* **YOUR INSTRUCTIONS**
Show, in full, each line of the data that contains "Classification".

* **GIVEN DATA**
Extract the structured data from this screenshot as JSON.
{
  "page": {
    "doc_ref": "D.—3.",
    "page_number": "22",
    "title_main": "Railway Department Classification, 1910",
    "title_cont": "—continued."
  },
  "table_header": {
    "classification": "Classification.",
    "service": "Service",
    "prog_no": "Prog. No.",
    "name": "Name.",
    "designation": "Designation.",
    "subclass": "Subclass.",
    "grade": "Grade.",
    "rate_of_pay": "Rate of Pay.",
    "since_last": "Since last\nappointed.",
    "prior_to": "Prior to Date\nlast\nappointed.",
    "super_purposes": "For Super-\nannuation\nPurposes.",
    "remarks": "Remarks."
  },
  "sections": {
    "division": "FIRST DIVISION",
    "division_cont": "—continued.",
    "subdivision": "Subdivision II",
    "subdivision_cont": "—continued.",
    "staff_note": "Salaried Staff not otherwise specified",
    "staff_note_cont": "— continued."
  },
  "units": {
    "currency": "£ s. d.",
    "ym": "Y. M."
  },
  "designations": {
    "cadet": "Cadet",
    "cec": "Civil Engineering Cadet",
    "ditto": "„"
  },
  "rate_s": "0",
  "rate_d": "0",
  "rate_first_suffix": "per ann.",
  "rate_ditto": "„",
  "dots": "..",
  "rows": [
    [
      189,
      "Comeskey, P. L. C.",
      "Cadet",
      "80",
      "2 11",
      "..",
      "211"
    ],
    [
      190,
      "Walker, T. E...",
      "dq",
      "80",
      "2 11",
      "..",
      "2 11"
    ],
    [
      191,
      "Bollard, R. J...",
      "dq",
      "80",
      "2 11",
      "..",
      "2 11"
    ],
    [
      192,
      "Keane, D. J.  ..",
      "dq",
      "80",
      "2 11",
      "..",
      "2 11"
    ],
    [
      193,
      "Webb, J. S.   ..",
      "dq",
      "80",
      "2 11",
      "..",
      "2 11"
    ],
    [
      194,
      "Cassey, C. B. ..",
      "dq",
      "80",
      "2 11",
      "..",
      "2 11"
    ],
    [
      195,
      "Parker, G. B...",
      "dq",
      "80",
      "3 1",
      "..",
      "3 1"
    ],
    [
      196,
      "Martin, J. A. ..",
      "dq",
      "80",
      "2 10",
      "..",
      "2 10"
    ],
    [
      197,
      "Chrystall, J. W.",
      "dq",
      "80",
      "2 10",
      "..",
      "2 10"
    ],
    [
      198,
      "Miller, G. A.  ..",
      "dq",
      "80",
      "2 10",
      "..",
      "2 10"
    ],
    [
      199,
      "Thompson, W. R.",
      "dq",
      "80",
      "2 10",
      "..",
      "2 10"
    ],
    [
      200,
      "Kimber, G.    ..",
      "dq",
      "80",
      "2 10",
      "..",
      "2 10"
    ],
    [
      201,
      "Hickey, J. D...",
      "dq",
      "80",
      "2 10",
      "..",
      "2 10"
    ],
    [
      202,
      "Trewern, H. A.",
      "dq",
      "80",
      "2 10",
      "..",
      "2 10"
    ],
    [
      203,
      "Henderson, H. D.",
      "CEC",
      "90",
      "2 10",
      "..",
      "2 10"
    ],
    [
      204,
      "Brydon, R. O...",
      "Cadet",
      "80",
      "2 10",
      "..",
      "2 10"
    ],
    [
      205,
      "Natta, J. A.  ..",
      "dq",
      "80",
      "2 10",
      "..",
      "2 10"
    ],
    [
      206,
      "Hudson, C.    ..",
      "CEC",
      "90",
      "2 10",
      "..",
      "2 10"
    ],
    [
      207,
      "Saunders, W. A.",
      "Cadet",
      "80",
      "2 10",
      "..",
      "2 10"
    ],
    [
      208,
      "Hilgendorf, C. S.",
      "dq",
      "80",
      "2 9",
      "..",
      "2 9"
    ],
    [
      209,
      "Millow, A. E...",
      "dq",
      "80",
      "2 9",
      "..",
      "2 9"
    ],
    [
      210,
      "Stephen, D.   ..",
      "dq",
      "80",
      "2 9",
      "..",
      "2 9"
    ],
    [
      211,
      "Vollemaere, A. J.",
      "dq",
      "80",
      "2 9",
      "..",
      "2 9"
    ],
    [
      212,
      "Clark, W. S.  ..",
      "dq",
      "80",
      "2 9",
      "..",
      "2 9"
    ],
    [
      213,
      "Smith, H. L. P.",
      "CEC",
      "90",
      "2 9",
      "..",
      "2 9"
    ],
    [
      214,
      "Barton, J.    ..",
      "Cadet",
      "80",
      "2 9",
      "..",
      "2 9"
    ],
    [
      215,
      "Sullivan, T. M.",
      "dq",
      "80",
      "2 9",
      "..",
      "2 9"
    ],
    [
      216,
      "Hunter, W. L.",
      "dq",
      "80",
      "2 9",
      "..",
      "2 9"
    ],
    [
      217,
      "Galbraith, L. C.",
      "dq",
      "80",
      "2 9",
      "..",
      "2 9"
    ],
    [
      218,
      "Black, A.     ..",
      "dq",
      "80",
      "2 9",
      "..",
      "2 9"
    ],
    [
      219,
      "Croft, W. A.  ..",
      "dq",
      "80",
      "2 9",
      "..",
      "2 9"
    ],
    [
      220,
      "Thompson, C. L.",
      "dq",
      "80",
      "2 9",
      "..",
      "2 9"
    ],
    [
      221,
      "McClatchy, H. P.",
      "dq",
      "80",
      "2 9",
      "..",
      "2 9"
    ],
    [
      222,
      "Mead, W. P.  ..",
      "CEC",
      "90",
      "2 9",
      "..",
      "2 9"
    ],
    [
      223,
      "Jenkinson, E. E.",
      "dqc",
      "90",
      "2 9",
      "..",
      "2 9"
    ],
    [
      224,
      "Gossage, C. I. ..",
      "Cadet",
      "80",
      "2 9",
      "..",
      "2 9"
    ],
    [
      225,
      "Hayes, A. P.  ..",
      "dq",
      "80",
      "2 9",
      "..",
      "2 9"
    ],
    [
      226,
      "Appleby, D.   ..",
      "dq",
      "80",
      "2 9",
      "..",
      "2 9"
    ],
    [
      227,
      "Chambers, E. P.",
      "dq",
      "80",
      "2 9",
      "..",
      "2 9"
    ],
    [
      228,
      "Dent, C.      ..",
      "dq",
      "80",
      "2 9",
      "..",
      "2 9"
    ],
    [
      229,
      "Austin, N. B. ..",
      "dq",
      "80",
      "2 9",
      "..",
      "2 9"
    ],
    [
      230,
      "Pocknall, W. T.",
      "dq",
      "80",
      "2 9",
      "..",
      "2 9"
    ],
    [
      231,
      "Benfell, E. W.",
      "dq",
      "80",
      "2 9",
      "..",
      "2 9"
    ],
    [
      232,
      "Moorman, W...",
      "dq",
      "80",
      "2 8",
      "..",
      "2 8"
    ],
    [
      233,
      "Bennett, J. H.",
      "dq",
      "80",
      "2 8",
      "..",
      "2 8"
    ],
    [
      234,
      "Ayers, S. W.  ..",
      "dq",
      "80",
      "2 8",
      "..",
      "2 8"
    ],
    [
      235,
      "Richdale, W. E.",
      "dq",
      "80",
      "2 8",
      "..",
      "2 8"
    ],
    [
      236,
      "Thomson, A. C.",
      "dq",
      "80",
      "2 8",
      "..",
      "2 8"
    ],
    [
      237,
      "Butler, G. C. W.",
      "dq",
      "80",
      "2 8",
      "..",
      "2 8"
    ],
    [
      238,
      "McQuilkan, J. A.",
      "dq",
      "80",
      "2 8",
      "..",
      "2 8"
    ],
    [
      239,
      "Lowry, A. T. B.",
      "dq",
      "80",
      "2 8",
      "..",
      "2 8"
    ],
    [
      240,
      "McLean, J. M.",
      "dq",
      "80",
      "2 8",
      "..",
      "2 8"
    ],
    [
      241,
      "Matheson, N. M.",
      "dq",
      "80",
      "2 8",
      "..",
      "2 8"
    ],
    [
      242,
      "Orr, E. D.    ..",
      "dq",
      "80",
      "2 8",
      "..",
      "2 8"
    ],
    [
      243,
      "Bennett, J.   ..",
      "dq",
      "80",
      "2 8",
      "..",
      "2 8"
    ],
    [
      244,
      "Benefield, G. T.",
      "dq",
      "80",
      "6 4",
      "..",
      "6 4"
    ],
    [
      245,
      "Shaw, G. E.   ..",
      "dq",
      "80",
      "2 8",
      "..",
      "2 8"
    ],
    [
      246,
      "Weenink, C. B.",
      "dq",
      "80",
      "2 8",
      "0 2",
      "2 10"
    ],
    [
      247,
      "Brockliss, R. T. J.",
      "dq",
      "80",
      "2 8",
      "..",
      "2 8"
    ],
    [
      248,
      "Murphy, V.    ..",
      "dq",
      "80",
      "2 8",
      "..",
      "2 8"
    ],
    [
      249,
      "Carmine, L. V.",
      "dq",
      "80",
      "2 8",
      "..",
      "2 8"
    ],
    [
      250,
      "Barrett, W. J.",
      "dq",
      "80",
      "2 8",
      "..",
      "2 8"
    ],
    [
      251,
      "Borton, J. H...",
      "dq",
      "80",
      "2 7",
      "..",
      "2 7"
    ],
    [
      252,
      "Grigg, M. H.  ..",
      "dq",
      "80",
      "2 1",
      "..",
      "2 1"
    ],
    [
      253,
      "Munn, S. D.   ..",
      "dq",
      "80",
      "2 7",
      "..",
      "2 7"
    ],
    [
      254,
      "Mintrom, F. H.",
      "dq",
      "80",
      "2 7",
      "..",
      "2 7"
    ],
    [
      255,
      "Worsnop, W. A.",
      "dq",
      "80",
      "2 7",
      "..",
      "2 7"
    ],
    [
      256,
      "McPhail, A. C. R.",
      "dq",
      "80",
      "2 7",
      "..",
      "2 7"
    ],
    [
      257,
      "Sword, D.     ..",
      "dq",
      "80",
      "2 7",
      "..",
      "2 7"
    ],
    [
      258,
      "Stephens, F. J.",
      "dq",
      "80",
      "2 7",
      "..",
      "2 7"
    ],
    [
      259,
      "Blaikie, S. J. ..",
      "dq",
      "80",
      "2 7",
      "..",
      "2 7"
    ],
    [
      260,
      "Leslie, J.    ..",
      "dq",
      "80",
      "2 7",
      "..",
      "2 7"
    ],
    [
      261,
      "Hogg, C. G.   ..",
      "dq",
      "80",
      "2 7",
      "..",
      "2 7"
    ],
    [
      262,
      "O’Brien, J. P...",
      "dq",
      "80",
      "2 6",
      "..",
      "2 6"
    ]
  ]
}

* **TASK OUTPUT**
    "title_main": "Railway Department Classification, 1910",
    "classification": "Classification.",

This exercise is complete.